• _Recorded data_
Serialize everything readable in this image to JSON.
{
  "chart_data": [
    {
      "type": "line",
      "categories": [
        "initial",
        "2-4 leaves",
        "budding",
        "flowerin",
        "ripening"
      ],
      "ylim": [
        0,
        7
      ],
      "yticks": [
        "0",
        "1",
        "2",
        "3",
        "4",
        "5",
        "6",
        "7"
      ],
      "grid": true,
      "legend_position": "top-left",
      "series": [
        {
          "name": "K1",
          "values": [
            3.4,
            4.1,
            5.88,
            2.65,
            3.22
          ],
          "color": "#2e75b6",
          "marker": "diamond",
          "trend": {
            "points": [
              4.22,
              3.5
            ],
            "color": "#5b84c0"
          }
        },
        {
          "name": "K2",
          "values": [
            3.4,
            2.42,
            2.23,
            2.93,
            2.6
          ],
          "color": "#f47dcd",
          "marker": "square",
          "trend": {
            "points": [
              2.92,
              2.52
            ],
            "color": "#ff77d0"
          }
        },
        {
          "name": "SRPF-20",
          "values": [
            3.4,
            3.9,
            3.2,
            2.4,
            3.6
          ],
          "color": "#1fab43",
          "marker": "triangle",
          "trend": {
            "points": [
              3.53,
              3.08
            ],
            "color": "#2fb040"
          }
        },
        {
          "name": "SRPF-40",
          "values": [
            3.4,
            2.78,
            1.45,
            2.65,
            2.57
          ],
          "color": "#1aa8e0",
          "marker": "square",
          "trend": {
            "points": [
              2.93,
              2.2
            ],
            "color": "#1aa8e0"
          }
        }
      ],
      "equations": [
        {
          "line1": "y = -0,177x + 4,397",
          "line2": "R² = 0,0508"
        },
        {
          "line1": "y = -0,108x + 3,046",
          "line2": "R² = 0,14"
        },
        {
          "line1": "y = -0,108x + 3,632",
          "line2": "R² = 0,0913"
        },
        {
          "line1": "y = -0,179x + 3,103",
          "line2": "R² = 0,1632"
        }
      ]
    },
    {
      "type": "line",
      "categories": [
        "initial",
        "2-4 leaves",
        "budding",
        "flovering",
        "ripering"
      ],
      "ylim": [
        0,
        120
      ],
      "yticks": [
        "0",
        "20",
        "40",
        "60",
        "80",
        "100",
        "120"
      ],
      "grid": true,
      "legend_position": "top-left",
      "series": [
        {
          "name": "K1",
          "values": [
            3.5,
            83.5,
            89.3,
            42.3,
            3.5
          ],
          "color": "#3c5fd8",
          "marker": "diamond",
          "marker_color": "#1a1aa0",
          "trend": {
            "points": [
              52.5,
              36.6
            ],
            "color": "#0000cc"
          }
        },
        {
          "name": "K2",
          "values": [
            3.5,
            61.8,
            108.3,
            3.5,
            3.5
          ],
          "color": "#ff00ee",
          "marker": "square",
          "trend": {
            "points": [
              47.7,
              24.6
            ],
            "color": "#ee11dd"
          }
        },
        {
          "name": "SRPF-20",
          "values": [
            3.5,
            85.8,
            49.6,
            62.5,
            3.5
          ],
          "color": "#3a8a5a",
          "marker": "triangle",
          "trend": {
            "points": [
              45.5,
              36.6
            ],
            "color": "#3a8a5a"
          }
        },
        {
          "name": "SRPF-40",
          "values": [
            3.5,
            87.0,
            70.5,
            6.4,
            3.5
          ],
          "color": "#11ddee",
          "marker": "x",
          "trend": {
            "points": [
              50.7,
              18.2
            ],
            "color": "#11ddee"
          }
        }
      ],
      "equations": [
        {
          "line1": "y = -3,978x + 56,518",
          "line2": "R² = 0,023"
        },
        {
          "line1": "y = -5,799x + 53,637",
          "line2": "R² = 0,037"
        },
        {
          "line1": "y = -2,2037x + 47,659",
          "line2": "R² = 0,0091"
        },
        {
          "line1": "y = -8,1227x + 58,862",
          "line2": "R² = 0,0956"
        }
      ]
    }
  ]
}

• _The request_
Your task is to give the records above again, exactly.

• _Result_
Serialize everything readable in this image to JSON.
{
  "chart_data": [
    {
      "type": "line",
      "categories": [
        "initial",
        "2-4 leaves",
        "budding",
        "flowerin",
        "ripening"
      ],
      "ylim": [
        0,
        7
      ],
      "yticks": [
        "0",
        "1",
        "2",
        "3",
        "4",
        "5",
        "6",
        "7"
      ],
      "grid": true,
      "legend_position": "top-left",
      "series": [
        {
          "name": "K1",
          "values": [
            3.4,
            4.1,
            5.88,
            2.65,
            3.22
          ],
          "color": "#2e75b6",
          "marker": "diamond",
          "trend": {
            "points": [
              4.22,
              3.5
            ],
            "color": "#5b84c0"
          }
        },
        {
          "name": "K2",
          "values": [
            3.4,
            2.42,
            2.23,
            2.93,
            2.6
          ],
          "color": "#f47dcd",
          "marker": "square",
          "trend": {
            "points": [
              2.92,
              2.52
            ],
            "color": "#ff77d0"
          }
        },
        {
          "name": "SRPF-20",
          "values": [
            3.4,
            3.9,
            3.2,
            2.4,
            3.6
          ],
          "color": "#1fab43",
          "marker": "triangle",
          "trend": {
            "points": [
              3.53,
              3.08
            ],
            "color": "#2fb040"
          }
        },
        {
          "name": "SRPF-40",
          "values": [
            3.4,
            2.78,
            1.45,
            2.65,
            2.57
          ],
          "color": "#1aa8e0",
          "marker": "square",
          "trend": {
            "points": [
              2.93,
              2.2
            ],
            "color": "#1aa8e0"
          }
        }
      ],
      "equations": [
        {
          "line1": "y = -0,177x + 4,397",
          "line2": "R² = 0,0508"
        },
        {
          "line1": "y = -0,108x + 3,046",
          "line2": "R² = 0,14"
        },
        {
          "line1": "y = -0,108x + 3,632",
          "line2": "R² = 0,0913"
        },
        {
          "line1": "y = -0,179x + 3,103",
          "line2": "R² = 0,1632"
        }
      ]
    },
    {
      "type": "line",
      "categories": [
        "initial",
        "2-4 leaves",
        "budding",
        "flovering",
        "ripering"
      ],
      "ylim": [
        0,
        120
      ],
      "yticks": [
        "0",
        "20",
        "40",
        "60",
        "80",
        "100",
        "120"
      ],
      "grid": true,
      "legend_position": "top-left",
      "series": [
        {
          "name": "K1",
          "values": [
            3.5,
            83.5,
            89.3,
            42.3,
            3.5
          ],
          "color": "#3c5fd8",
          "marker": "diamond",
          "marker_color": "#1a1aa0",
          "trend": {
            "points": [
              52.5,
              36.6
            ],
            "color": "#0000cc"
          }
        },
        {
          "name": "K2",
          "values": [
            3.5,
            61.8,
            108.3,
            3.5,
            3.5
          ],
          "color": "#ff00ee",
          "marker": "square",
          "trend": {
            "points": [
              47.7,
              24.6
            ],
            "color": "#ee11dd"
          }
        },
        {
          "name": "SRPF-20",
          "values": [
            3.5,
            85.8,
            49.6,
            62.5,
            3.5
          ],
          "color": "#3a8a5a",
          "marker": "triangle",
          "trend": {
            "points": [
              45.5,
              36.6
            ],
            "color": "#3a8a5a"
          }
        },
        {
          "name": "SRPF-40",
          "values": [
            3.5,
            87.0,
            70.5,
            6.4,
            3.5
          ],
          "color": "#11ddee",
          "marker": "x",
          "trend": {
            "points": [
              50.7,
              18.2
            ],
            "color": "#11ddee"
          }
        }
      ],
      "equations": [
        {
          "line1": "y = -3,978x + 56,518",
          "line2": "R² = 0,023"
        },
        {
          "line1": "y = -5,799x + 53,637",
          "line2": "R² = 0,037"
        },
        {
          "line1": "y = -2,2037x + 47,659",
          "line2": "R² = 0,0091"
        },
        {
          "line1": "y = -8,1227x + 58,862",
          "line2": "R² = 0,0956"
        }
      ]
    }
  ]
}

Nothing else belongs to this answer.